*** Working data
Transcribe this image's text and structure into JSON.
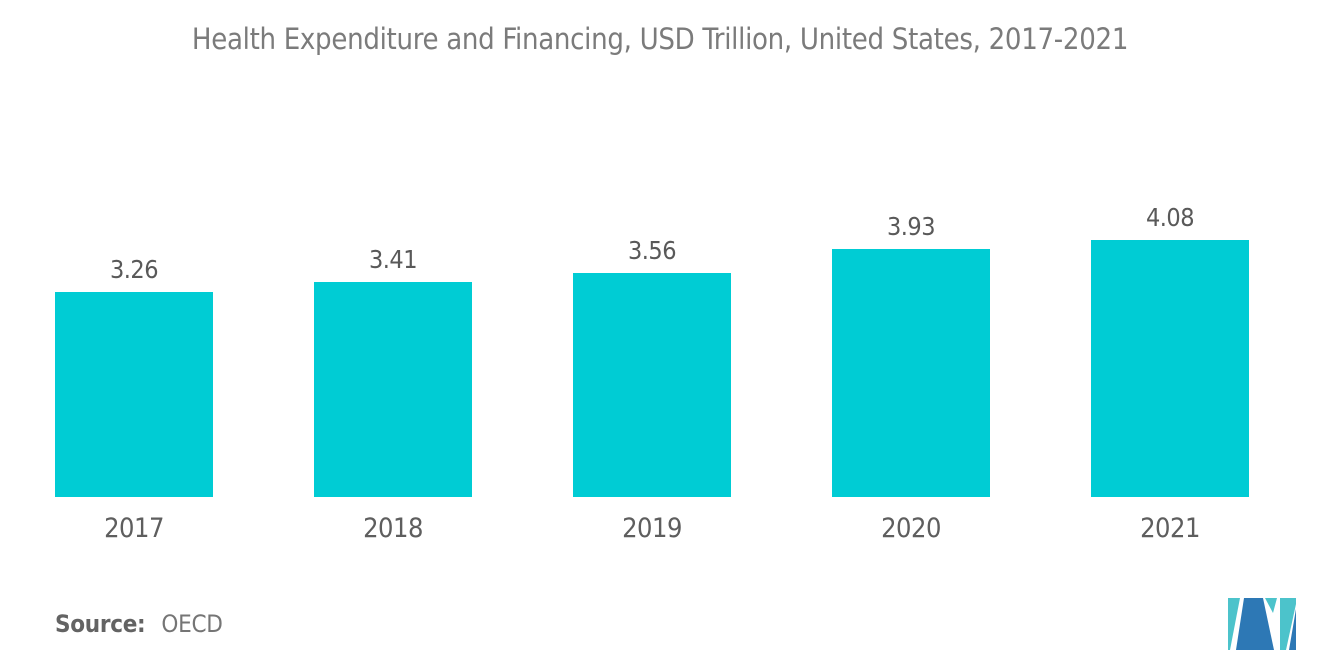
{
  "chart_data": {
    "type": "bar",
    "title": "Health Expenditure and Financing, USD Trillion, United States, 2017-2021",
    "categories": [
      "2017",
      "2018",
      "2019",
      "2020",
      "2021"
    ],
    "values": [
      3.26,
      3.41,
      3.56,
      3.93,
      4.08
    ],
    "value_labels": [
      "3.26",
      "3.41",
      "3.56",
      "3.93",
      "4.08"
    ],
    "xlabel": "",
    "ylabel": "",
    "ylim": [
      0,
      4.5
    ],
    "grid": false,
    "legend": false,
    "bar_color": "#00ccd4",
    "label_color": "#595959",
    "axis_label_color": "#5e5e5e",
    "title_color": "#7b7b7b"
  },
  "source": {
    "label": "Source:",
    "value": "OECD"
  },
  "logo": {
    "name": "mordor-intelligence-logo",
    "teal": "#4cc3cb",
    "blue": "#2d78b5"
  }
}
******
*** Working data
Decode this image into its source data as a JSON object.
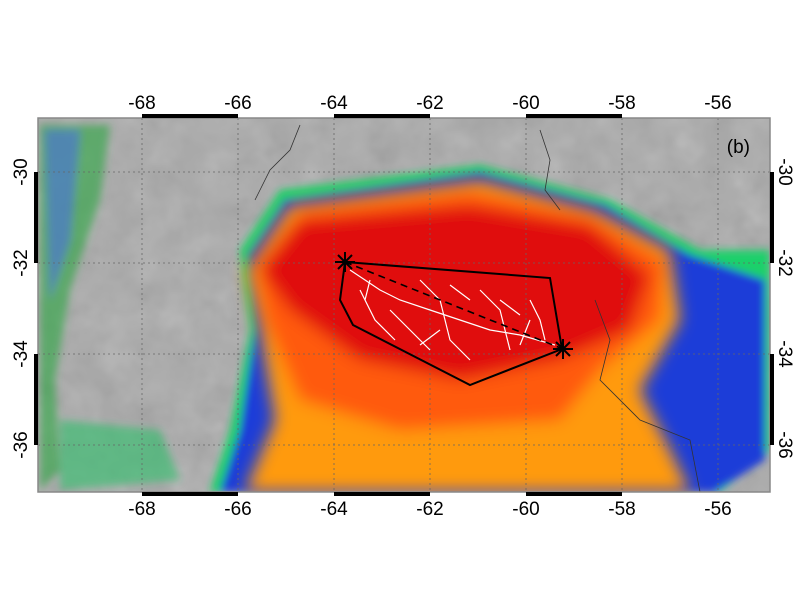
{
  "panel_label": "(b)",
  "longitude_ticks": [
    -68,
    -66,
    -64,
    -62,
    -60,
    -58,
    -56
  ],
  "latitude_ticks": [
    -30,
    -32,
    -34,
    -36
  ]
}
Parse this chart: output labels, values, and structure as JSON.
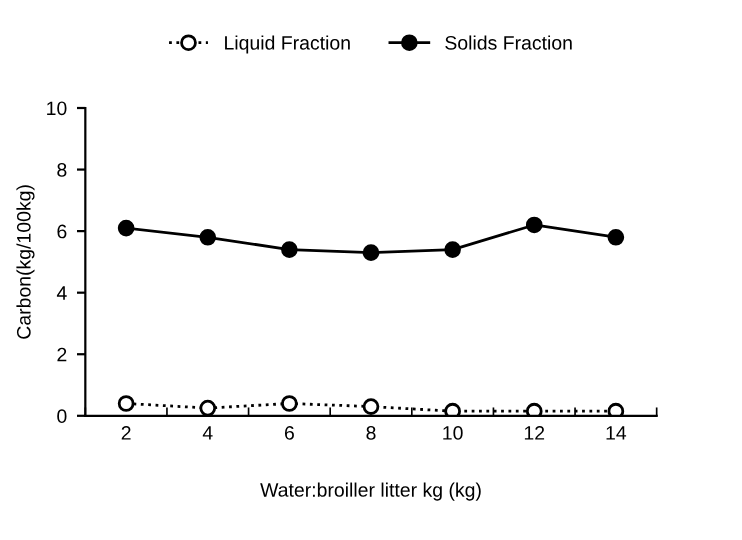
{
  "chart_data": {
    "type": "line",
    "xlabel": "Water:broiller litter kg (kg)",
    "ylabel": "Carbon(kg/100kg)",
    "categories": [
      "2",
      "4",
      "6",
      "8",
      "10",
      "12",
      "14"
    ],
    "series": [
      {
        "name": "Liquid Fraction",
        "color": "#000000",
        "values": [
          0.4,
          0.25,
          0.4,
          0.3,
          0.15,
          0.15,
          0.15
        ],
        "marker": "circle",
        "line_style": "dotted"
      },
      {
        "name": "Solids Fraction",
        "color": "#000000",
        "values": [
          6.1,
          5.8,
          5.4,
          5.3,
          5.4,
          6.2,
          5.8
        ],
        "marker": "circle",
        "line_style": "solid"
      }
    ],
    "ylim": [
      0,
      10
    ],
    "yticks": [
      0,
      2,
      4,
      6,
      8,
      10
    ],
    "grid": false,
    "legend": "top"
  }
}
******
| Directive |
Count how many lines above include the word "xlabel" and answer with that figure only.

| Task response |
2